The records
----------------------------------------

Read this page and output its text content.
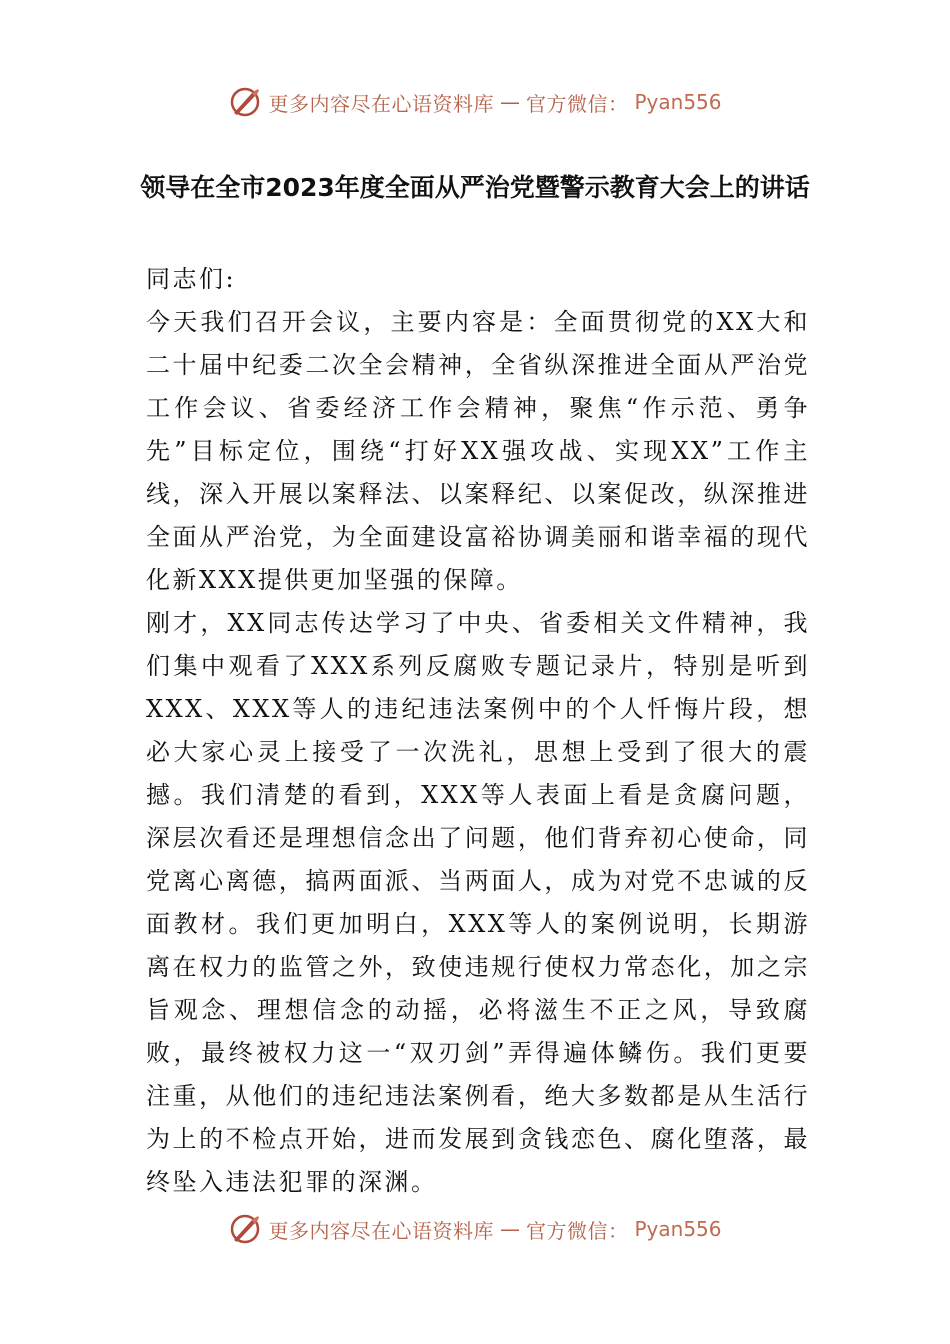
更多内容尽在心语资料库 — 官方微信： Pyan556
领导在全市2023年度全面从严治党暨警示教育大会上的讲话

同志们:

今天我们召开会议，主要内容是：全面贯彻党的XX大和二十届中纪委二次全会精神，全省纵深推进全面从严治党工作会议、省委经济工作会精神，聚焦“作示范、勇争先”目标定位，围绕“打好XX强攻战、实现XX”工作主线，深入开展以案释法、以案释纪、以案促改，纵深推进全面从严治党，为全面建设富裕协调美丽和谐幸福的现代化新XXX提供更加坚强的保障。

刚才，XX同志传达学习了中央、省委相关文件精神，我们集中观看了XXX系列反腐败专题记录片，特别是听到XXX、XXX等人的违纪违法案例中的个人忏悔片段，想必大家心灵上接受了一次洗礼，思想上受到了很大的震撼。我们清楚的看到，XXX等人表面上看是贪腐问题，深层次看还是理想信念出了问题，他们背弃初心使命，同党离心离德，搞两面派、当两面人，成为对党不忠诚的反面教材。我们更加明白，XXX等人的案例说明，长期游离在权力的监管之外，致使违规行使权力常态化，加之宗旨观念、理想信念的动摇，必将滋生不正之风，导致腐败，最终被权力这一“双刃剑”弄得遍体鳞伤。我们更要注重，从他们的违纪违法案例看，绝大多数都是从生活行为上的不检点开始，进而发展到贪钱恋色、腐化堕落，最终坠入违法犯罪的深渊。

更多内容尽在心语资料库 — 官方微信： Pyan556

----------------------------------------

Exercise instructions
Exclude the pictures, and transcribe all of the material exactly.

Written solution
Read this page and output its text content.
更多内容尽在心语资料库 — 官方微信： Pyan556
领导在全市2023年度全面从严治党暨警示教育大会上的讲话

同志们:

今天我们召开会议，主要内容是：全面贯彻党的XX大和二十届中纪委二次全会精神，全省纵深推进全面从严治党工作会议、省委经济工作会精神，聚焦“作示范、勇争先”目标定位，围绕“打好XX强攻战、实现XX”工作主线，深入开展以案释法、以案释纪、以案促改，纵深推进全面从严治党，为全面建设富裕协调美丽和谐幸福的现代化新XXX提供更加坚强的保障。

刚才，XX同志传达学习了中央、省委相关文件精神，我们集中观看了XXX系列反腐败专题记录片，特别是听到XXX、XXX等人的违纪违法案例中的个人忏悔片段，想必大家心灵上接受了一次洗礼，思想上受到了很大的震撼。我们清楚的看到，XXX等人表面上看是贪腐问题，深层次看还是理想信念出了问题，他们背弃初心使命，同党离心离德，搞两面派、当两面人，成为对党不忠诚的反面教材。我们更加明白，XXX等人的案例说明，长期游离在权力的监管之外，致使违规行使权力常态化，加之宗旨观念、理想信念的动摇，必将滋生不正之风，导致腐败，最终被权力这一“双刃剑”弄得遍体鳞伤。我们更要注重，从他们的违纪违法案例看，绝大多数都是从生活行为上的不检点开始，进而发展到贪钱恋色、腐化堕落，最终坠入违法犯罪的深渊。

更多内容尽在心语资料库 — 官方微信： Pyan556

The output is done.